» Directions:
Reproduce every line in the listing that contains the word "Public".

» Stored data entries:
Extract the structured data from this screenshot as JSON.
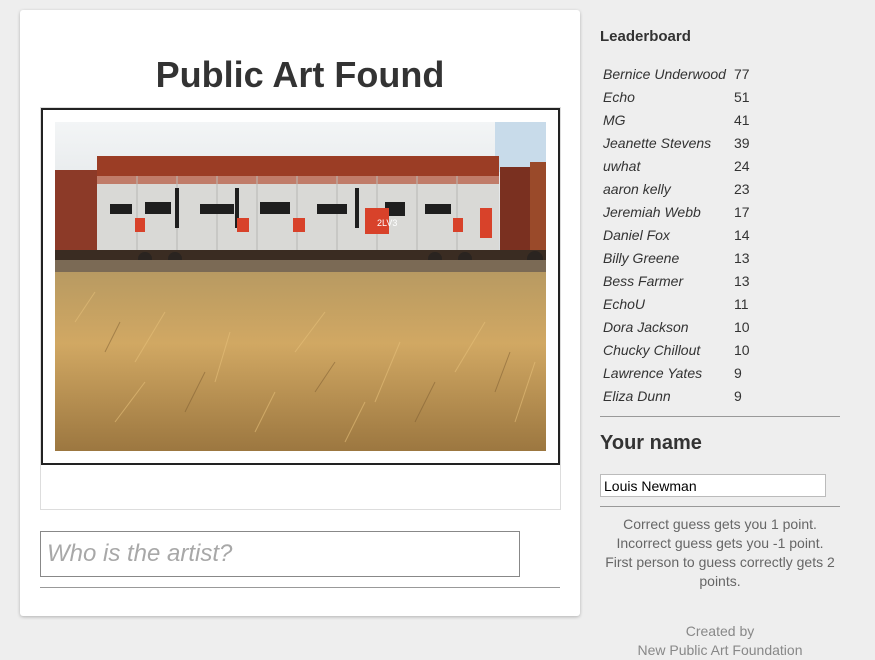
{
  "main": {
    "title": "Public Art Found",
    "photo_alt": "Graffiti-covered boxcar behind dry grass",
    "guess_placeholder": "Who is the artist?"
  },
  "leaderboard": {
    "title": "Leaderboard",
    "entries": [
      {
        "name": "Bernice Underwood",
        "score": "77"
      },
      {
        "name": "Echo",
        "score": "51"
      },
      {
        "name": "MG",
        "score": "41"
      },
      {
        "name": "Jeanette Stevens",
        "score": "39"
      },
      {
        "name": "uwhat",
        "score": "24"
      },
      {
        "name": "aaron kelly",
        "score": "23"
      },
      {
        "name": "Jeremiah Webb",
        "score": "17"
      },
      {
        "name": "Daniel Fox",
        "score": "14"
      },
      {
        "name": "Billy Greene",
        "score": "13"
      },
      {
        "name": "Bess Farmer",
        "score": "13"
      },
      {
        "name": "EchoU",
        "score": "11"
      },
      {
        "name": "Dora Jackson",
        "score": "10"
      },
      {
        "name": "Chucky Chillout",
        "score": "10"
      },
      {
        "name": "Lawrence Yates",
        "score": "9"
      },
      {
        "name": "Eliza Dunn",
        "score": "9"
      }
    ]
  },
  "your_name": {
    "heading": "Your name",
    "value": "Louis Newman"
  },
  "rules": [
    "Correct guess gets you 1 point.",
    "Incorrect guess gets you -1 point.",
    "First person to guess correctly gets 2 points."
  ],
  "footer": {
    "created_by": "Created by",
    "org": "New Public Art Foundation"
  }
}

» Answer for the task:
    "title": "Public Art Found",
    "org": "New Public Art Foundation"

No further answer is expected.